[Your objective]
Every entry must be repeated exactly. Exclude all pictures.

**** Records provided

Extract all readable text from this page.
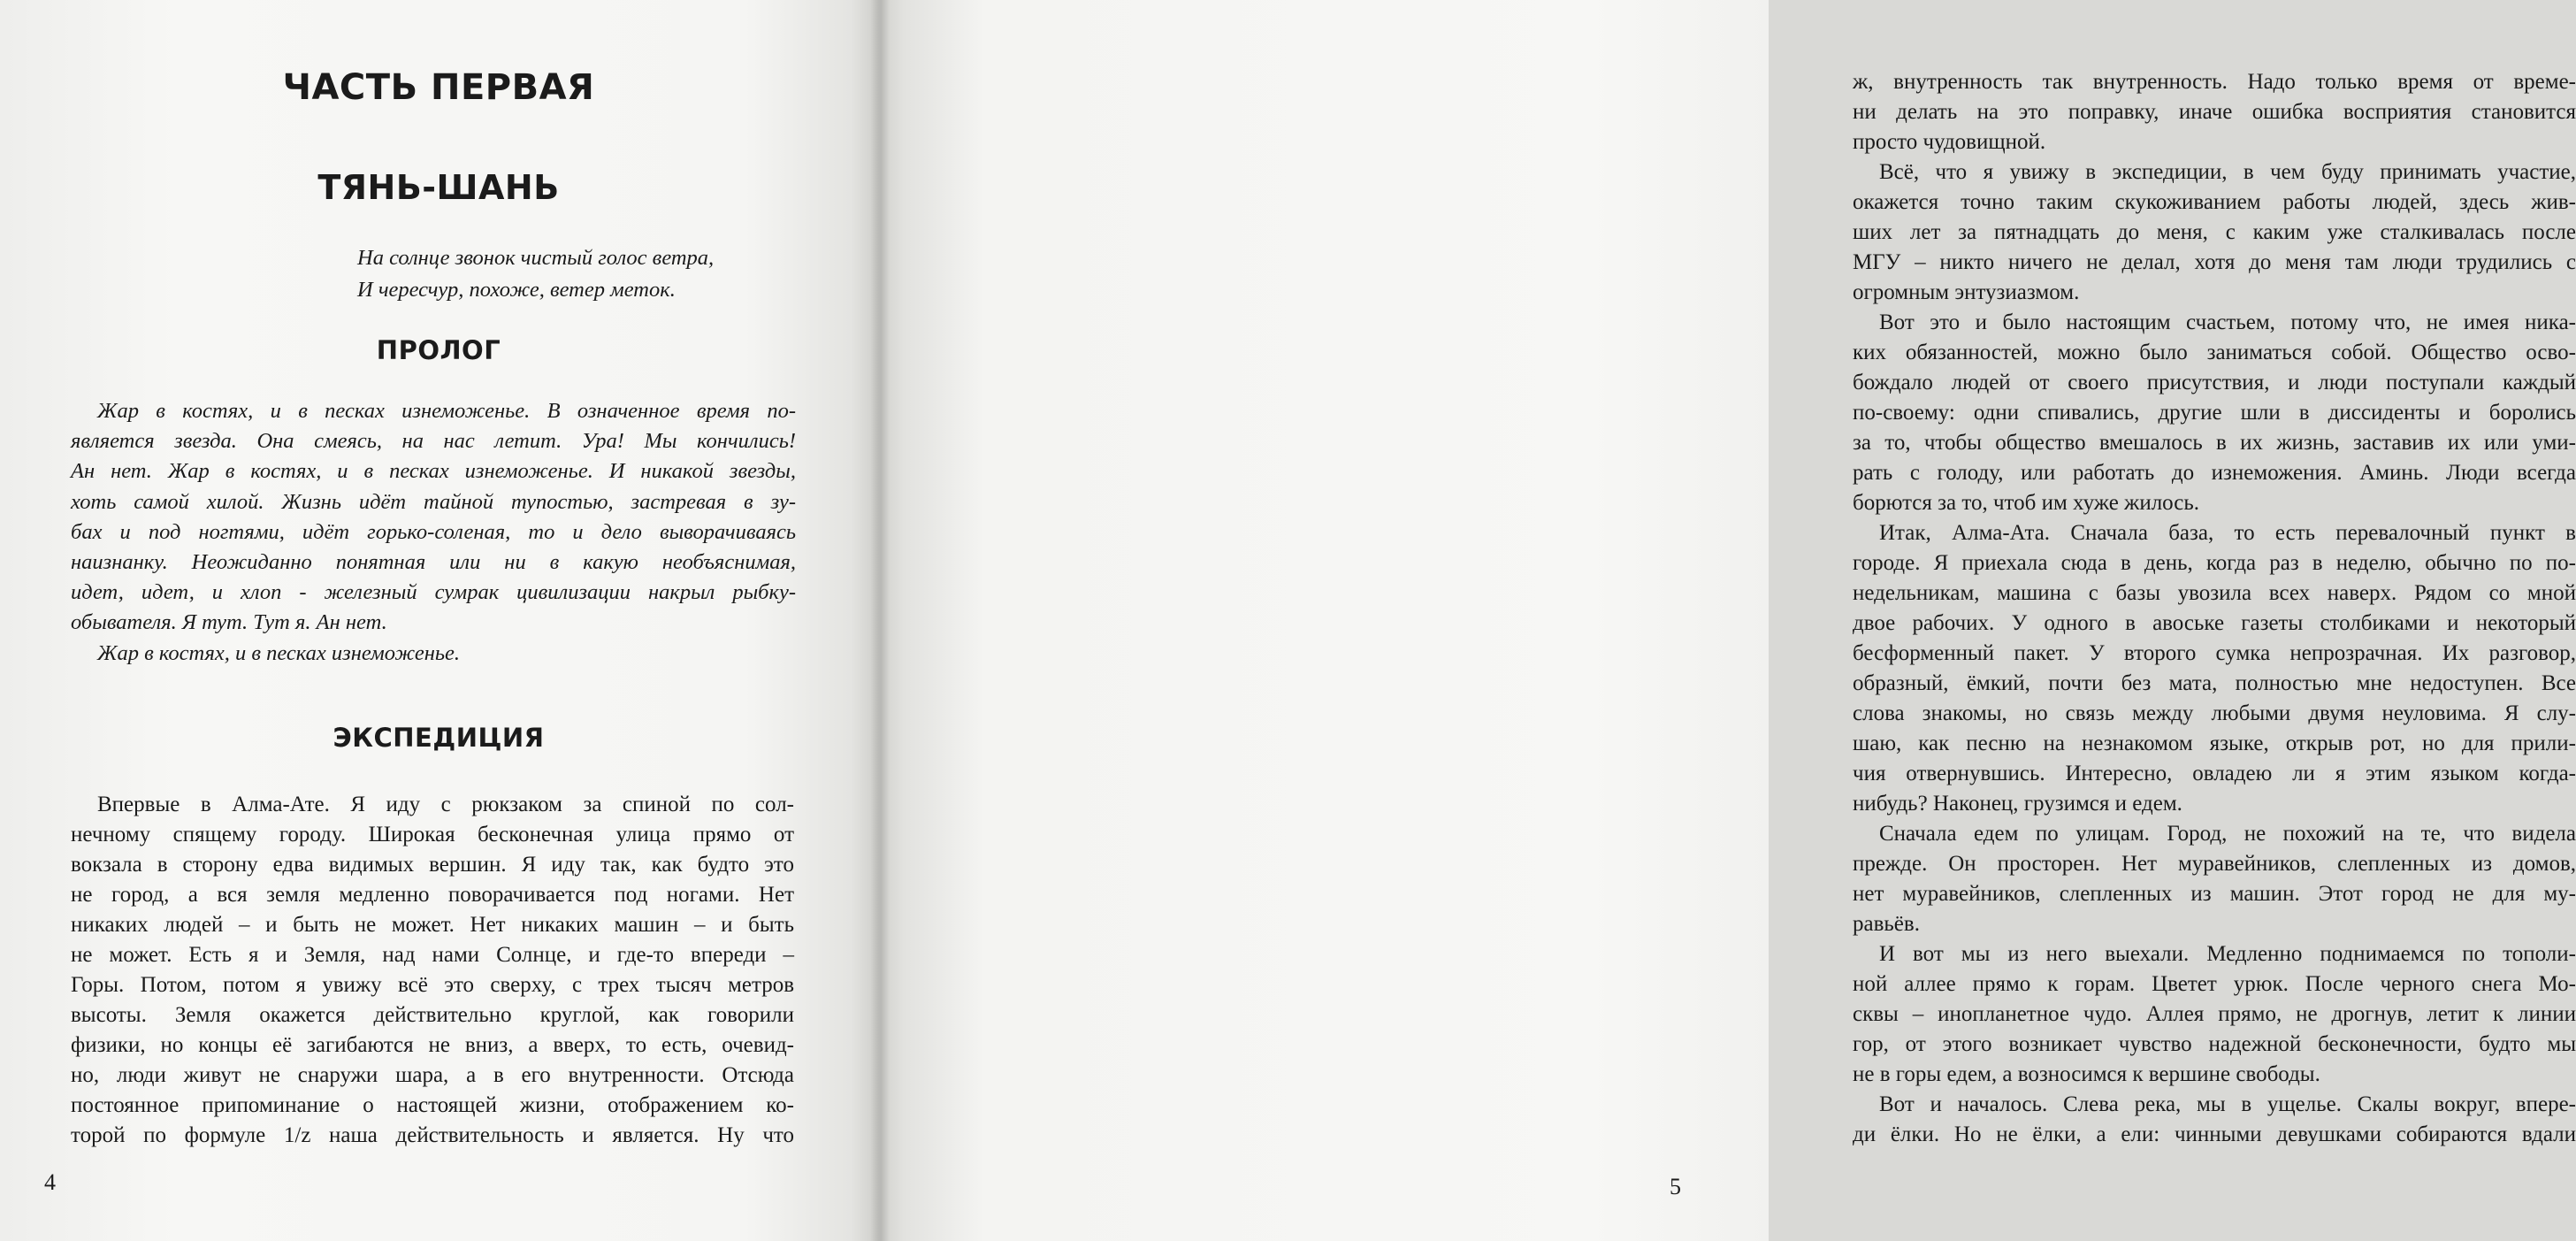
ЧАСТЬ ПЕРВАЯ
ТЯНЬ-ШАНЬ

На солнце звонок чистый голос ветра,

И чересчур, похоже, ветер меток.

ПРОЛОГ
Жар в костях, и в песках изнеможенье. В означенное время по-
является звезда. Она смеясь, на нас летит. Ура! Мы кончились!
Ан нет. Жар в костях, и в песках изнеможенье. И никакой звезды,
хоть самой хилой. Жизнь идёт тайной тупостью, застревая в зу-
бах и под ногтями, идёт горько-соленая, то и дело выворачиваясь
наизнанку. Неожиданно понятная или ни в какую необъяснимая,
идет, идет, и хлоп - железный сумрак цивилизации накрыл рыбку-
обывателя. Я тут. Тут я. Ан нет.
Жар в костях, и в песках изнеможенье.
ЭКСПЕДИЦИЯ
Впервые в Алма-Ате. Я иду с рюкзаком за спиной по сол-
нечному спящему городу. Широкая бесконечная улица прямо от
вокзала в сторону едва видимых вершин. Я иду так, как будто это
не город, а вся земля медленно поворачивается под ногами. Нет
никаких людей – и быть не может. Нет никаких машин – и быть
не может. Есть я и Земля, над нами Солнце, и где-то впереди –
Горы. Потом, потом я увижу всё это сверху, с трех тысяч метров
высоты. Земля окажется действительно круглой, как говорили
физики, но концы её загибаются не вниз, а вверх, то есть, очевид-
но, люди живут не снаружи шара, а в его внутренности. Отсюда
постоянное припоминание о настоящей жизни, отображением ко-
торой по формуле 1/z наша действительность и является. Ну что
4
ж, внутренность так внутренность. Надо только время от време-
ни делать на это поправку, иначе ошибка восприятия становится
просто чудовищной.
Всё, что я увижу в экспедиции, в чем буду принимать участие,
окажется точно таким скукоживанием работы людей, здесь жив-
ших лет за пятнадцать до меня, с каким уже сталкивалась после
МГУ – никто ничего не делал, хотя до меня там люди трудились с
огромным энтузиазмом.
Вот это и было настоящим счастьем, потому что, не имея ника-
ких обязанностей, можно было заниматься собой. Общество осво-
бождало людей от своего присутствия, и люди поступали каждый
по-своему: одни спивались, другие шли в диссиденты и боролись
за то, чтобы общество вмешалось в их жизнь, заставив их или уми-
рать с голоду, или работать до изнеможения. Аминь. Люди всегда
борются за то, чтоб им хуже жилось.
Итак, Алма-Ата. Сначала база, то есть перевалочный пункт в
городе. Я приехала сюда в день, когда раз в неделю, обычно по по-
недельникам, машина с базы увозила всех наверх. Рядом со мной
двое рабочих. У одного в авоське газеты столбиками и некоторый
бесформенный пакет. У второго сумка непрозрачная. Их разговор,
образный, ёмкий, почти без мата, полностью мне недоступен. Все
слова знакомы, но связь между любыми двумя неуловима. Я слу-
шаю, как песню на незнакомом языке, открыв рот, но для прили-
чия отвернувшись. Интересно, овладею ли я этим языком когда-
нибудь? Наконец, грузимся и едем.
Сначала едем по улицам. Город, не похожий на те, что видела
прежде. Он просторен. Нет муравейников, слепленных из домов,
нет муравейников, слепленных из машин. Этот город не для му-
равьёв.
И вот мы из него выехали. Медленно поднимаемся по тополи-
ной аллее прямо к горам. Цветет урюк. После черного снега Мо-
сквы – инопланетное чудо. Аллея прямо, не дрогнув, летит к линии
гор, от этого возникает чувство надежной бесконечности, будто мы
не в горы едем, а возносимся к вершине свободы.
Вот и началось. Слева река, мы в ущелье. Скалы вокруг, впере-
ди ёлки. Но не ёлки, а ели: чинными девушками собираются вдали
5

********

[Full answer]
Extract all readable text from this page.
ЧАСТЬ ПЕРВАЯ
ТЯНЬ-ШАНЬ

На солнце звонок чистый голос ветра,

И чересчур, похоже, ветер меток.

ПРОЛОГ
Жар в костях, и в песках изнеможенье. В означенное время по-
является звезда. Она смеясь, на нас летит. Ура! Мы кончились!
Ан нет. Жар в костях, и в песках изнеможенье. И никакой звезды,
хоть самой хилой. Жизнь идёт тайной тупостью, застревая в зу-
бах и под ногтями, идёт горько-соленая, то и дело выворачиваясь
наизнанку. Неожиданно понятная или ни в какую необъяснимая,
идет, идет, и хлоп - железный сумрак цивилизации накрыл рыбку-
обывателя. Я тут. Тут я. Ан нет.
Жар в костях, и в песках изнеможенье.
ЭКСПЕДИЦИЯ
Впервые в Алма-Ате. Я иду с рюкзаком за спиной по сол-
нечному спящему городу. Широкая бесконечная улица прямо от
вокзала в сторону едва видимых вершин. Я иду так, как будто это
не город, а вся земля медленно поворачивается под ногами. Нет
никаких людей – и быть не может. Нет никаких машин – и быть
не может. Есть я и Земля, над нами Солнце, и где-то впереди –
Горы. Потом, потом я увижу всё это сверху, с трех тысяч метров
высоты. Земля окажется действительно круглой, как говорили
физики, но концы её загибаются не вниз, а вверх, то есть, очевид-
но, люди живут не снаружи шара, а в его внутренности. Отсюда
постоянное припоминание о настоящей жизни, отображением ко-
торой по формуле 1/z наша действительность и является. Ну что
4
ж, внутренность так внутренность. Надо только время от време-
ни делать на это поправку, иначе ошибка восприятия становится
просто чудовищной.
Всё, что я увижу в экспедиции, в чем буду принимать участие,
окажется точно таким скукоживанием работы людей, здесь жив-
ших лет за пятнадцать до меня, с каким уже сталкивалась после
МГУ – никто ничего не делал, хотя до меня там люди трудились с
огромным энтузиазмом.
Вот это и было настоящим счастьем, потому что, не имея ника-
ких обязанностей, можно было заниматься собой. Общество осво-
бождало людей от своего присутствия, и люди поступали каждый
по-своему: одни спивались, другие шли в диссиденты и боролись
за то, чтобы общество вмешалось в их жизнь, заставив их или уми-
рать с голоду, или работать до изнеможения. Аминь. Люди всегда
борются за то, чтоб им хуже жилось.
Итак, Алма-Ата. Сначала база, то есть перевалочный пункт в
городе. Я приехала сюда в день, когда раз в неделю, обычно по по-
недельникам, машина с базы увозила всех наверх. Рядом со мной
двое рабочих. У одного в авоське газеты столбиками и некоторый
бесформенный пакет. У второго сумка непрозрачная. Их разговор,
образный, ёмкий, почти без мата, полностью мне недоступен. Все
слова знакомы, но связь между любыми двумя неуловима. Я слу-
шаю, как песню на незнакомом языке, открыв рот, но для прили-
чия отвернувшись. Интересно, овладею ли я этим языком когда-
нибудь? Наконец, грузимся и едем.
Сначала едем по улицам. Город, не похожий на те, что видела
прежде. Он просторен. Нет муравейников, слепленных из домов,
нет муравейников, слепленных из машин. Этот город не для му-
равьёв.
И вот мы из него выехали. Медленно поднимаемся по тополи-
ной аллее прямо к горам. Цветет урюк. После черного снега Мо-
сквы – инопланетное чудо. Аллея прямо, не дрогнув, летит к линии
гор, от этого возникает чувство надежной бесконечности, будто мы
не в горы едем, а возносимся к вершине свободы.
Вот и началось. Слева река, мы в ущелье. Скалы вокруг, впере-
ди ёлки. Но не ёлки, а ели: чинными девушками собираются вдали
5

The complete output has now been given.